REQUIREMENT: Every record should be written out exactly, with the pictures left out.

RECORDS SHOWN:
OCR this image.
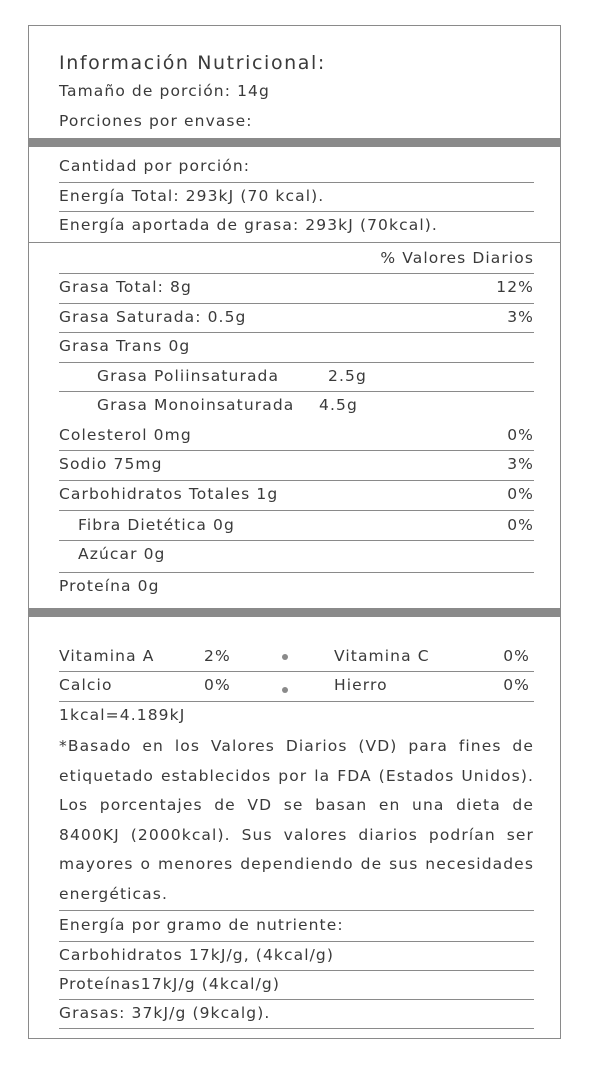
Información Nutricional:
Tamaño de porción: 14g
Porciones por envase:
Cantidad por porción:
Energía Total: 293kJ (70 kcal).
Energía aportada de grasa: 293kJ (70kcal).
% Valores Diarios
Grasa Total: 8g	12%
Grasa Saturada: 0.5g	3%
Grasa Trans 0g
Grasa Poliinsaturada	2.5g
Grasa Monoinsaturada	4.5g
Colesterol 0mg	0%
Sodio 75mg	3%
Carbohidratos Totales 1g	0%
Fibra Dietética 0g	0%
Azúcar 0g
Proteína 0g
Vitamina A	2%	Vitamina C	0%
Calcio	0%	Hierro	0%
1kcal=4.189kJ
*Basado en los Valores Diarios (VD) para fines de etiquetado establecidos por la FDA (Estados Unidos). Los porcentajes de VD se basan en una dieta de 8400KJ (2000kcal). Sus valores diarios podrían ser mayores o menores dependiendo de sus necesidades energéticas.
Energía por gramo de nutriente:
Carbohidratos 17kJ/g, (4kcal/g)
Proteínas17kJ/g (4kcal/g)
Grasas: 37kJ/g (9kcalg).
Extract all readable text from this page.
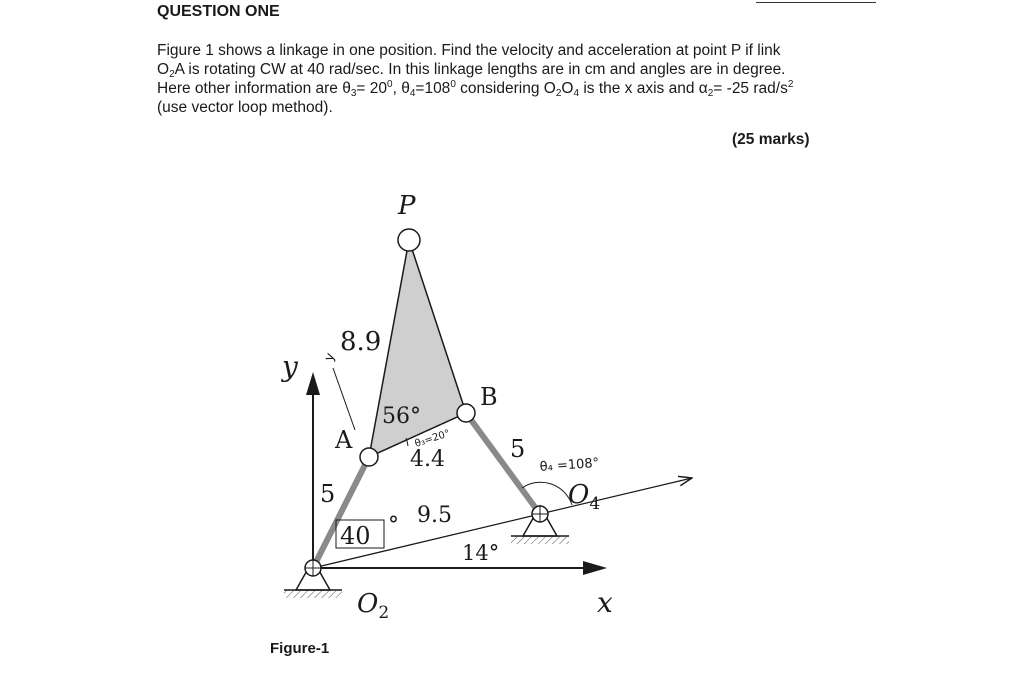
QUESTION ONE
Figure 1 shows a linkage in one position. Find the velocity and acceleration at point P if link
$O_2A$ is rotating CW at 40 rad/sec. In this linkage lengths are in cm and angles are in degree.
Here other information are $\theta_3= 20^0$, $\theta_4=108^0$ considering $O_2O_4$ is the x axis and $\alpha_2= -25$ rad/$s^2$
(use vector loop method).
(25 marks)
P
A
B
y y
x
$O_2$
$O_4$
8.9
4.4
5
5
9.5
56°
40 °
14°
θ₃=20°
θ₄ =108°
Figure-1
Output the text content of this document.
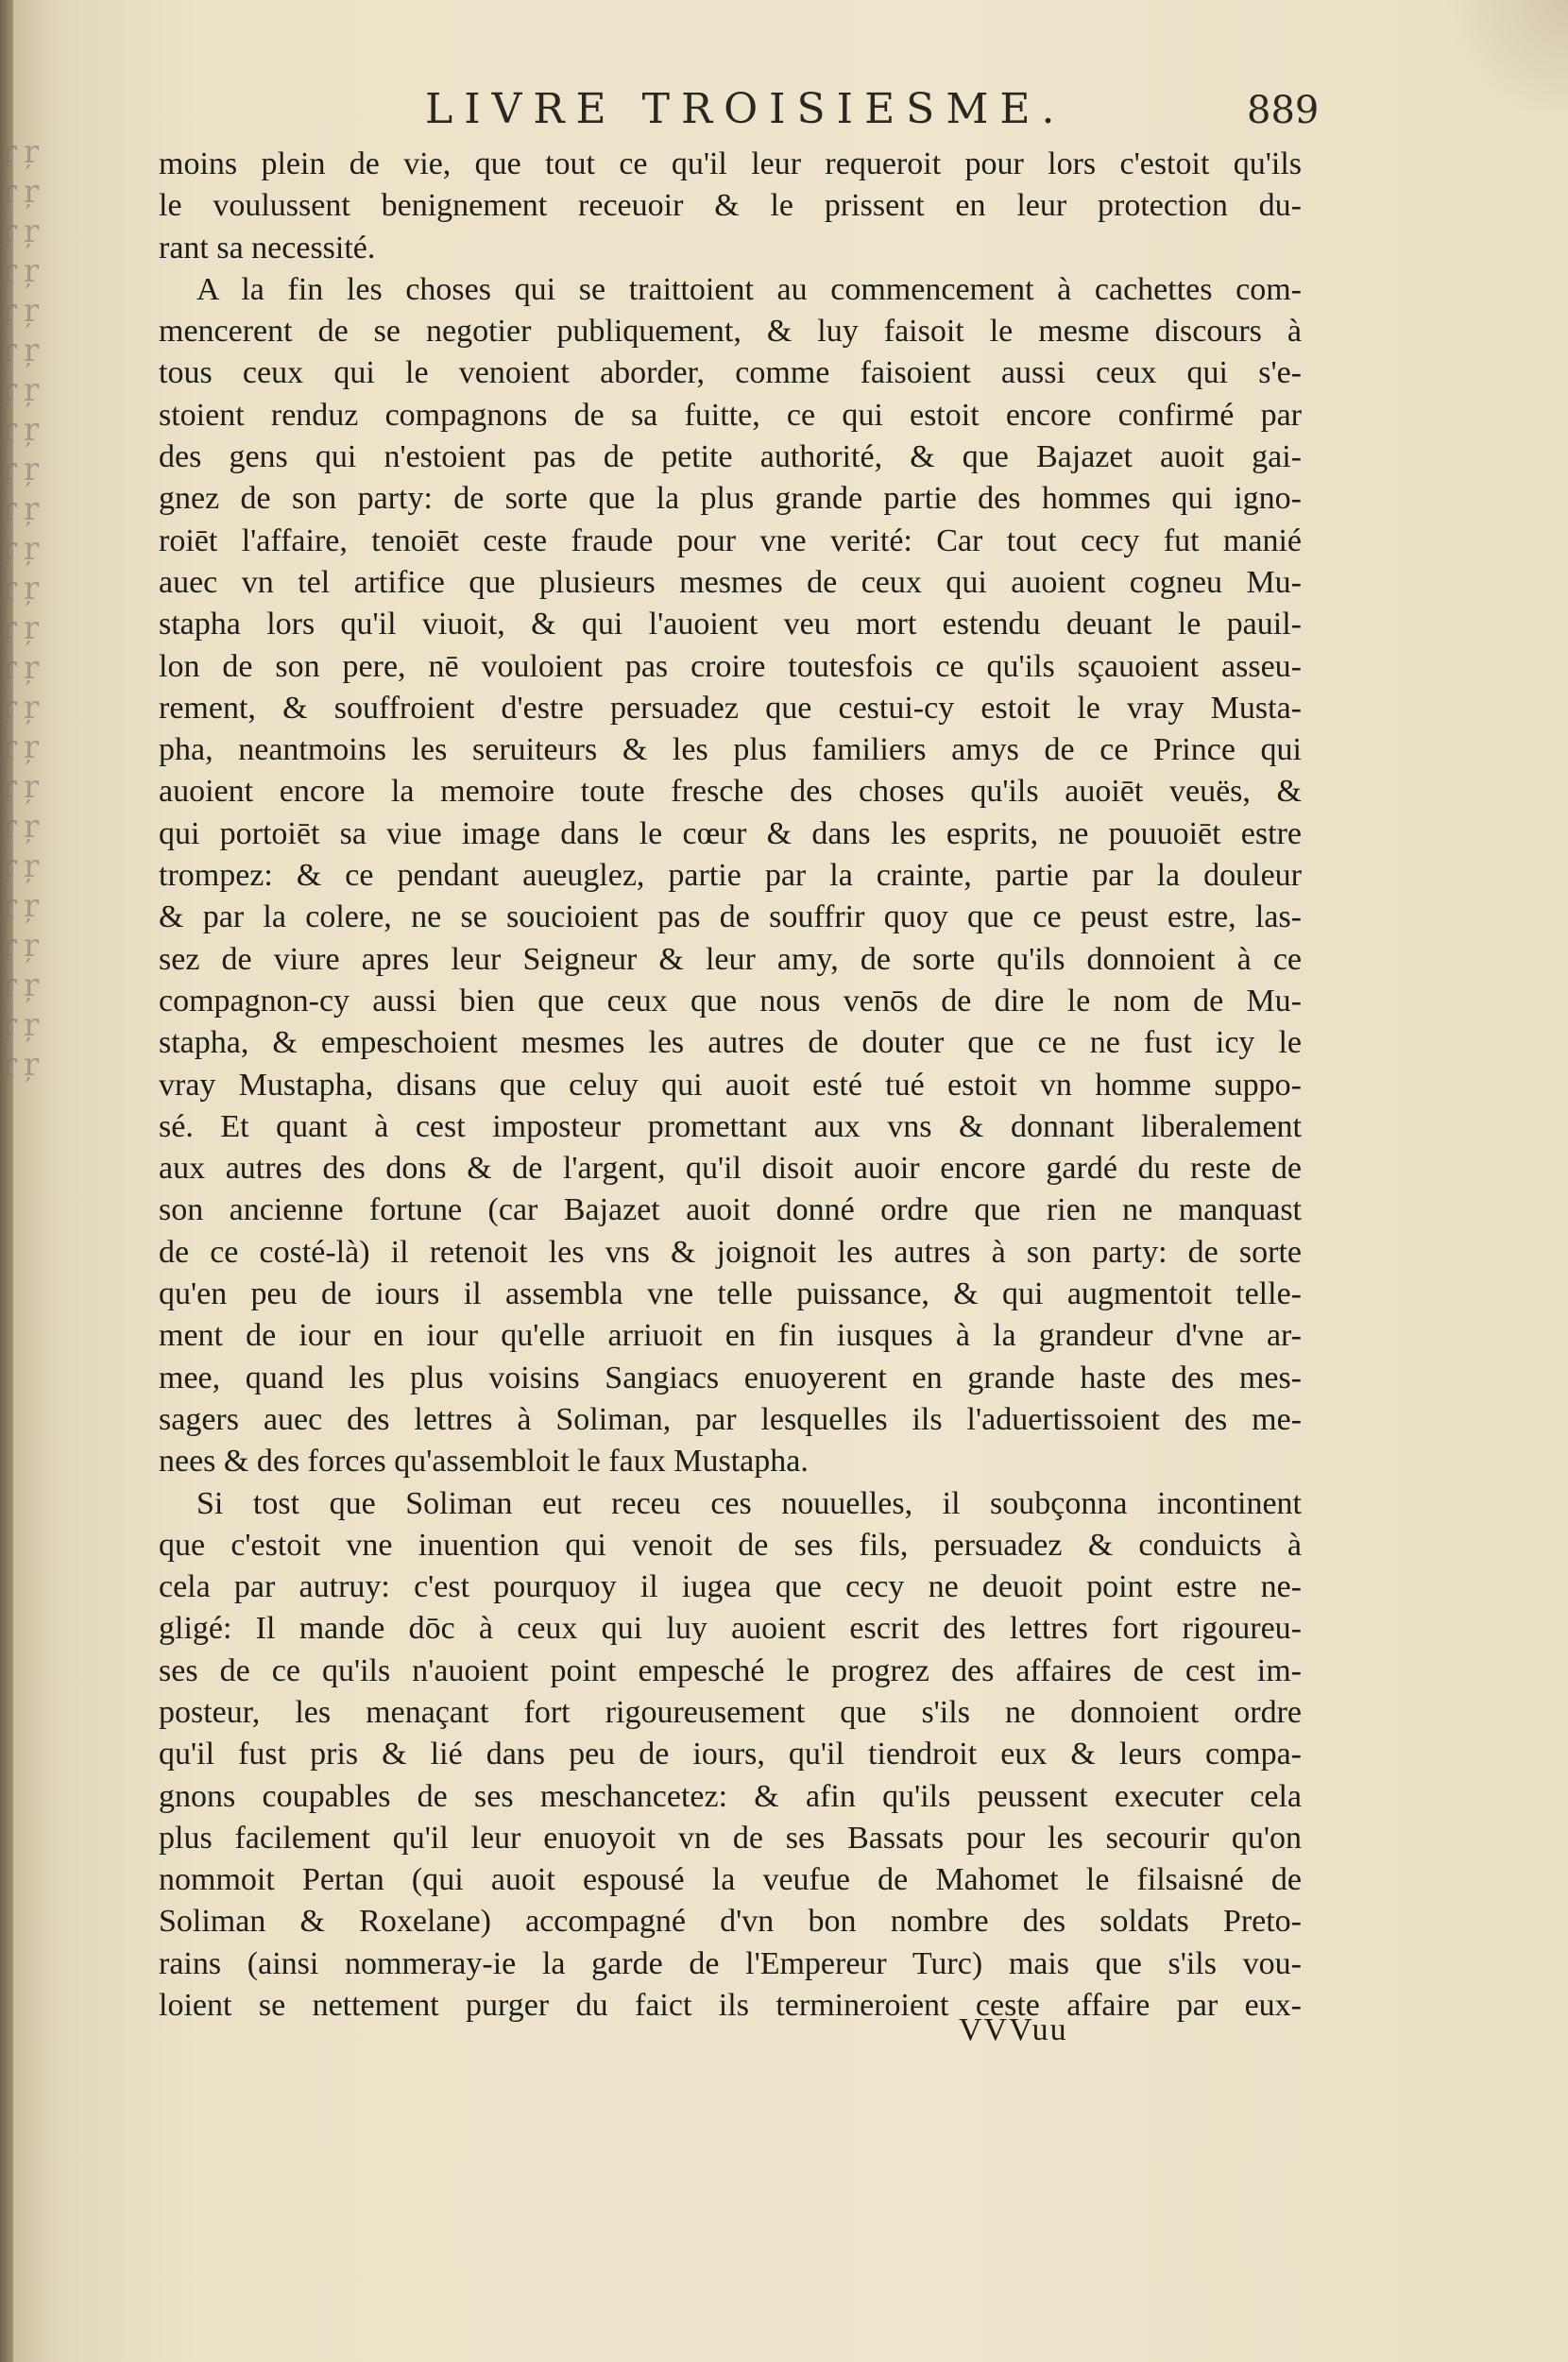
ŗ ŗ ŗ ŗ ŗ ŗ ŗ ŗ ŗ ŗ ŗ ŗ ŗ ŗ ŗ ŗ ŗ ŗ ŗ ŗ ŗ ŗ ŗ ŗ ŗ ŗ ŗ ŗ ŗ ŗ ŗ ŗ ŗ ŗ ŗ ŗ ŗ ŗ ŗ ŗ ŗ ŗ ŗ ŗ ŗ ŗ ŗ ŗ
LIVRE TROISIESME.	889
moins plein de vie, que tout ce qu'il leur requeroit pour lors c'estoit qu'ils
le voulussent benignement receuoir & le prissent en leur protection du-
rant sa necessité.
A la fin les choses qui se traittoient au commencement à cachettes com-
mencerent de se negotier publiquement, & luy faisoit le mesme discours à
tous ceux qui le venoient aborder, comme faisoient aussi ceux qui s'e-
stoient renduz compagnons de sa fuitte, ce qui estoit encore confirmé par
des gens qui n'estoient pas de petite authorité, & que Bajazet auoit gai-
gnez de son party: de sorte que la plus grande partie des hommes qui igno-
roiēt l'affaire, tenoiēt ceste fraude pour vne verité: Car tout cecy fut manié
auec vn tel artifice que plusieurs mesmes de ceux qui auoient cogneu Mu-
stapha lors qu'il viuoit, & qui l'auoient veu mort estendu deuant le pauil-
lon de son pere, nē vouloient pas croire toutesfois ce qu'ils sçauoient asseu-
rement, & souffroient d'estre persuadez que cestui-cy estoit le vray Musta-
pha, neantmoins les seruiteurs & les plus familiers amys de ce Prince qui
auoient encore la memoire toute fresche des choses qu'ils auoiēt veuës, &
qui portoiēt sa viue image dans le cœur & dans les esprits, ne pouuoiēt estre
trompez: & ce pendant aueuglez, partie par la crainte, partie par la douleur
& par la colere, ne se soucioient pas de souffrir quoy que ce peust estre, las-
sez de viure apres leur Seigneur & leur amy, de sorte qu'ils donnoient à ce
compagnon-cy aussi bien que ceux que nous venōs de dire le nom de Mu-
stapha, & empeschoient mesmes les autres de douter que ce ne fust icy le
vray Mustapha, disans que celuy qui auoit esté tué estoit vn homme suppo-
sé. Et quant à cest imposteur promettant aux vns & donnant liberalement
aux autres des dons & de l'argent, qu'il disoit auoir encore gardé du reste de
son ancienne fortune (car Bajazet auoit donné ordre que rien ne manquast
de ce costé-là) il retenoit les vns & joignoit les autres à son party: de sorte
qu'en peu de iours il assembla vne telle puissance, & qui augmentoit telle-
ment de iour en iour qu'elle arriuoit en fin iusques à la grandeur d'vne ar-
mee, quand les plus voisins Sangiacs enuoyerent en grande haste des mes-
sagers auec des lettres à Soliman, par lesquelles ils l'aduertissoient des me-
nees & des forces qu'assembloit le faux Mustapha.
Si tost que Soliman eut receu ces nouuelles, il soubçonna incontinent
que c'estoit vne inuention qui venoit de ses fils, persuadez & conduicts à
cela par autruy: c'est pourquoy il iugea que cecy ne deuoit point estre ne-
gligé: Il mande dōc à ceux qui luy auoient escrit des lettres fort rigoureu-
ses de ce qu'ils n'auoient point empesché le progrez des affaires de cest im-
posteur, les menaçant fort rigoureusement que s'ils ne donnoient ordre
qu'il fust pris & lié dans peu de iours, qu'il tiendroit eux & leurs compa-
gnons coupables de ses meschancetez: & afin qu'ils peussent executer cela
plus facilement qu'il leur enuoyoit vn de ses Bassats pour les secourir qu'on
nommoit Pertan (qui auoit espousé la veufue de Mahomet le filsaisné de
Soliman & Roxelane) accompagné d'vn bon nombre des soldats Preto-
rains (ainsi nommeray-ie la garde de l'Empereur Turc) mais que s'ils vou-
loient se nettement purger du faict ils termineroient ceste affaire par eux-
VVVuu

ANSWER IN FULL:
OCR this image.
Información Nutricional:
Tamaño de porción: 14g
Porciones por envase:
Cantidad por porción:
Energía Total: 293kJ (70 kcal).
Energía aportada de grasa: 293kJ (70kcal).
% Valores Diarios
Grasa Total: 8g	12%
Grasa Saturada: 0.5g	3%
Grasa Trans 0g
Grasa Poliinsaturada	2.5g
Grasa Monoinsaturada	4.5g
Colesterol 0mg	0%
Sodio 75mg	3%
Carbohidratos Totales 1g	0%
Fibra Dietética 0g	0%
Azúcar 0g
Proteína 0g
Vitamina A	2%	Vitamina C	0%
Calcio	0%	Hierro	0%
1kcal=4.189kJ
*Basado en los Valores Diarios (VD) para fines de etiquetado establecidos por la FDA (Estados Unidos). Los porcentajes de VD se basan en una dieta de 8400KJ (2000kcal). Sus valores diarios podrían ser mayores o menores dependiendo de sus necesidades energéticas.
Energía por gramo de nutriente:
Carbohidratos 17kJ/g, (4kcal/g)
Proteínas17kJ/g (4kcal/g)
Grasas: 37kJ/g (9kcalg).
Extract all readable text from this page.
QUESTION ONE
Figure 1 shows a linkage in one position. Find the velocity and acceleration at point P if link
$O_2A$ is rotating CW at 40 rad/sec. In this linkage lengths are in cm and angles are in degree.
Here other information are $\theta_3= 20^0$, $\theta_4=108^0$ considering $O_2O_4$ is the x axis and $\alpha_2= -25$ rad/$s^2$
(use vector loop method).
(25 marks)
P
A
B
y y
x
$O_2$
$O_4$
8.9
4.4
5
5
9.5
56°
40 °
14°
θ₃=20°
θ₄ =108°
Figure-1
Output the text content of this document.
ŗ ŗ ŗ ŗ ŗ ŗ ŗ ŗ ŗ ŗ ŗ ŗ ŗ ŗ ŗ ŗ ŗ ŗ ŗ ŗ ŗ ŗ ŗ ŗ ŗ ŗ ŗ ŗ ŗ ŗ ŗ ŗ ŗ ŗ ŗ ŗ ŗ ŗ ŗ ŗ ŗ ŗ ŗ ŗ ŗ ŗ ŗ ŗ
LIVRE TROISIESME.	889
moins plein de vie, que tout ce qu'il leur requeroit pour lors c'estoit qu'ils
le voulussent benignement receuoir & le prissent en leur protection du-
rant sa necessité.
A la fin les choses qui se traittoient au commencement à cachettes com-
mencerent de se negotier publiquement, & luy faisoit le mesme discours à
tous ceux qui le venoient aborder, comme faisoient aussi ceux qui s'e-
stoient renduz compagnons de sa fuitte, ce qui estoit encore confirmé par
des gens qui n'estoient pas de petite authorité, & que Bajazet auoit gai-
gnez de son party: de sorte que la plus grande partie des hommes qui igno-
roiēt l'affaire, tenoiēt ceste fraude pour vne verité: Car tout cecy fut manié
auec vn tel artifice que plusieurs mesmes de ceux qui auoient cogneu Mu-
stapha lors qu'il viuoit, & qui l'auoient veu mort estendu deuant le pauil-
lon de son pere, nē vouloient pas croire toutesfois ce qu'ils sçauoient asseu-
rement, & souffroient d'estre persuadez que cestui-cy estoit le vray Musta-
pha, neantmoins les seruiteurs & les plus familiers amys de ce Prince qui
auoient encore la memoire toute fresche des choses qu'ils auoiēt veuës, &
qui portoiēt sa viue image dans le cœur & dans les esprits, ne pouuoiēt estre
trompez: & ce pendant aueuglez, partie par la crainte, partie par la douleur
& par la colere, ne se soucioient pas de souffrir quoy que ce peust estre, las-
sez de viure apres leur Seigneur & leur amy, de sorte qu'ils donnoient à ce
compagnon-cy aussi bien que ceux que nous venōs de dire le nom de Mu-
stapha, & empeschoient mesmes les autres de douter que ce ne fust icy le
vray Mustapha, disans que celuy qui auoit esté tué estoit vn homme suppo-
sé. Et quant à cest imposteur promettant aux vns & donnant liberalement
aux autres des dons & de l'argent, qu'il disoit auoir encore gardé du reste de
son ancienne fortune (car Bajazet auoit donné ordre que rien ne manquast
de ce costé-là) il retenoit les vns & joignoit les autres à son party: de sorte
qu'en peu de iours il assembla vne telle puissance, & qui augmentoit telle-
ment de iour en iour qu'elle arriuoit en fin iusques à la grandeur d'vne ar-
mee, quand les plus voisins Sangiacs enuoyerent en grande haste des mes-
sagers auec des lettres à Soliman, par lesquelles ils l'aduertissoient des me-
nees & des forces qu'assembloit le faux Mustapha.
Si tost que Soliman eut receu ces nouuelles, il soubçonna incontinent
que c'estoit vne inuention qui venoit de ses fils, persuadez & conduicts à
cela par autruy: c'est pourquoy il iugea que cecy ne deuoit point estre ne-
gligé: Il mande dōc à ceux qui luy auoient escrit des lettres fort rigoureu-
ses de ce qu'ils n'auoient point empesché le progrez des affaires de cest im-
posteur, les menaçant fort rigoureusement que s'ils ne donnoient ordre
qu'il fust pris & lié dans peu de iours, qu'il tiendroit eux & leurs compa-
gnons coupables de ses meschancetez: & afin qu'ils peussent executer cela
plus facilement qu'il leur enuoyoit vn de ses Bassats pour les secourir qu'on
nommoit Pertan (qui auoit espousé la veufue de Mahomet le filsaisné de
Soliman & Roxelane) accompagné d'vn bon nombre des soldats Preto-
rains (ainsi nommeray-ie la garde de l'Empereur Turc) mais que s'ils vou-
loient se nettement purger du faict ils termineroient ceste affaire par eux-
VVVuu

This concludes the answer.